[Stored items]

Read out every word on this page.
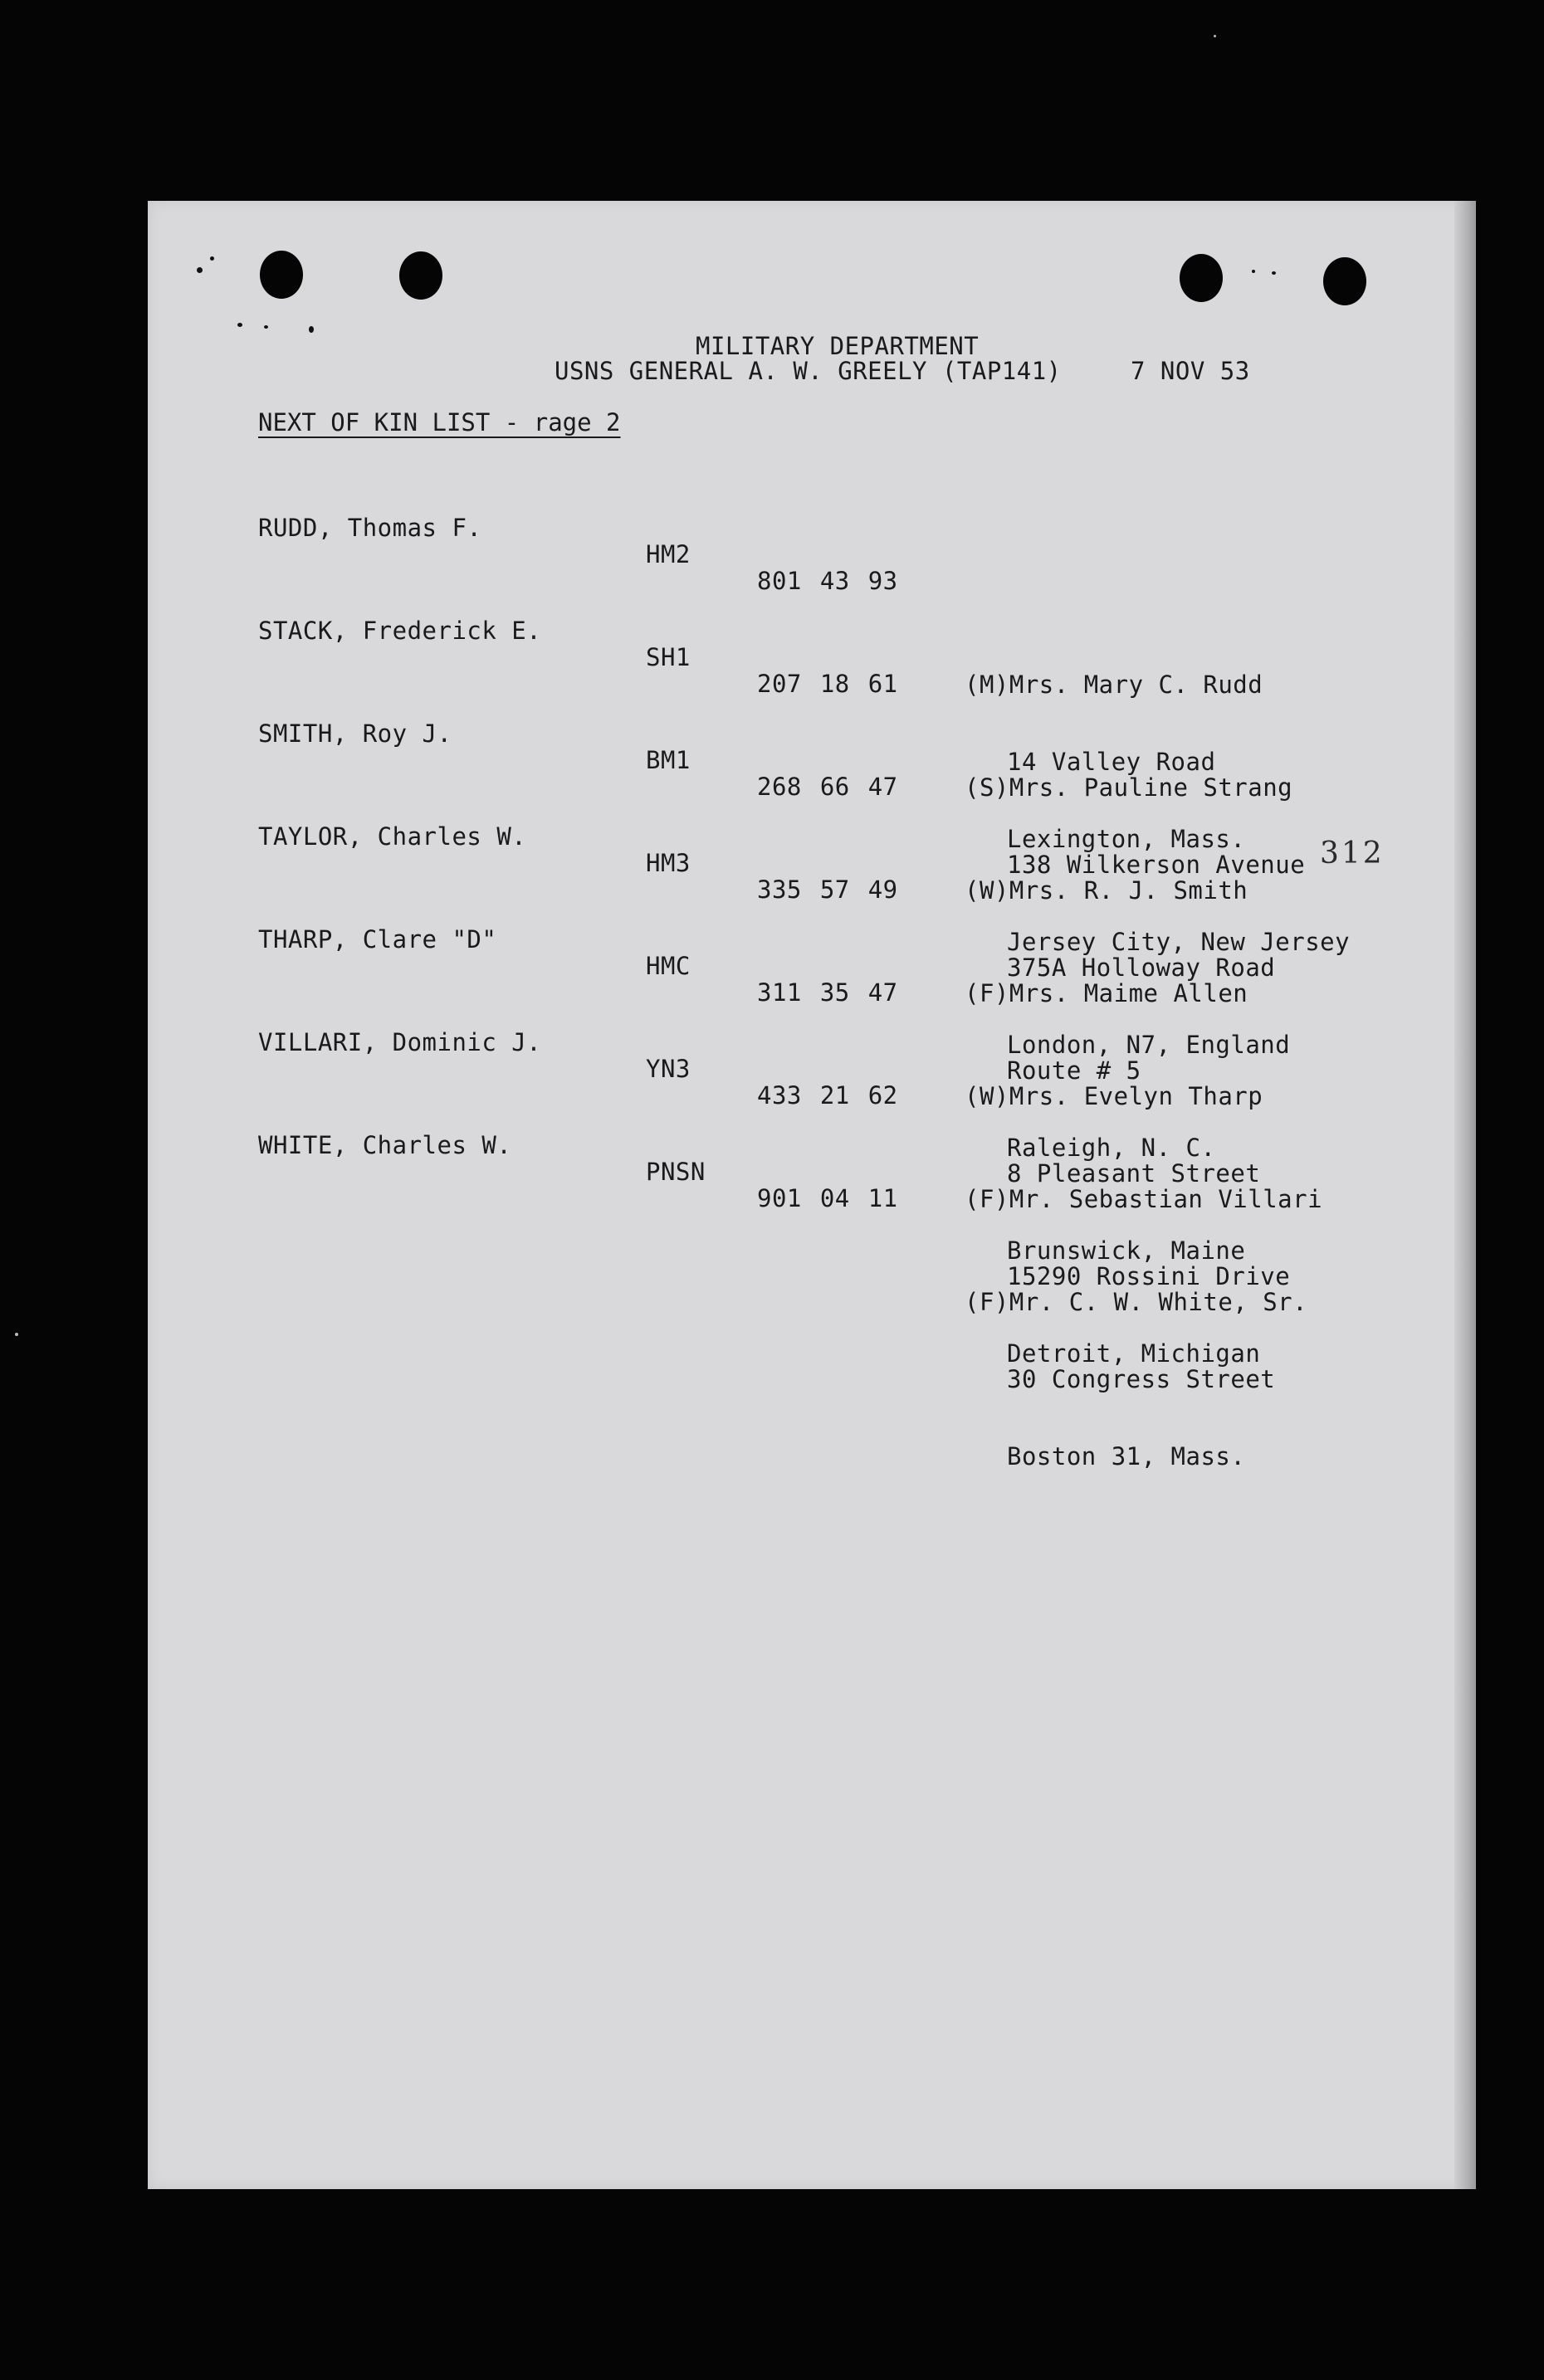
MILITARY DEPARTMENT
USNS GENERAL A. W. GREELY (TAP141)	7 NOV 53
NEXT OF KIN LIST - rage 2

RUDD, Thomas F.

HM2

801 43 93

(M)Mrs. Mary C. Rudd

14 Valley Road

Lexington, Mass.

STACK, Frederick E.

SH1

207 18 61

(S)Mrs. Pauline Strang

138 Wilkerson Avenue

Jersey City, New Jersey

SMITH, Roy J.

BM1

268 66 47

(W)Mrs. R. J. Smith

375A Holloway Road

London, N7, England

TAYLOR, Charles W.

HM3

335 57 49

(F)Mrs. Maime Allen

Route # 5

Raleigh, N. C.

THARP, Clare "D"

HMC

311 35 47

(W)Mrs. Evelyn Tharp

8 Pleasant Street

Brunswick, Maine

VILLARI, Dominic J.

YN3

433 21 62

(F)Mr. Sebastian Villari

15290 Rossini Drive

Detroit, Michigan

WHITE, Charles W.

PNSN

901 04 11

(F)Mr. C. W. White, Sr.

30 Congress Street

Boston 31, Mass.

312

▶ SHORT PROBLEM
Restate each entry word for word, please, but drop any images it holds.

▶ OUTPUT BELOW
Read out every word on this page.
MILITARY DEPARTMENT
USNS GENERAL A. W. GREELY (TAP141)	7 NOV 53
NEXT OF KIN LIST - rage 2

RUDD, Thomas F.

HM2

801 43 93

(M)Mrs. Mary C. Rudd

14 Valley Road

Lexington, Mass.

STACK, Frederick E.

SH1

207 18 61

(S)Mrs. Pauline Strang

138 Wilkerson Avenue

Jersey City, New Jersey

SMITH, Roy J.

BM1

268 66 47

(W)Mrs. R. J. Smith

375A Holloway Road

London, N7, England

TAYLOR, Charles W.

HM3

335 57 49

(F)Mrs. Maime Allen

Route # 5

Raleigh, N. C.

THARP, Clare "D"

HMC

311 35 47

(W)Mrs. Evelyn Tharp

8 Pleasant Street

Brunswick, Maine

VILLARI, Dominic J.

YN3

433 21 62

(F)Mr. Sebastian Villari

15290 Rossini Drive

Detroit, Michigan

WHITE, Charles W.

PNSN

901 04 11

(F)Mr. C. W. White, Sr.

30 Congress Street

Boston 31, Mass.

312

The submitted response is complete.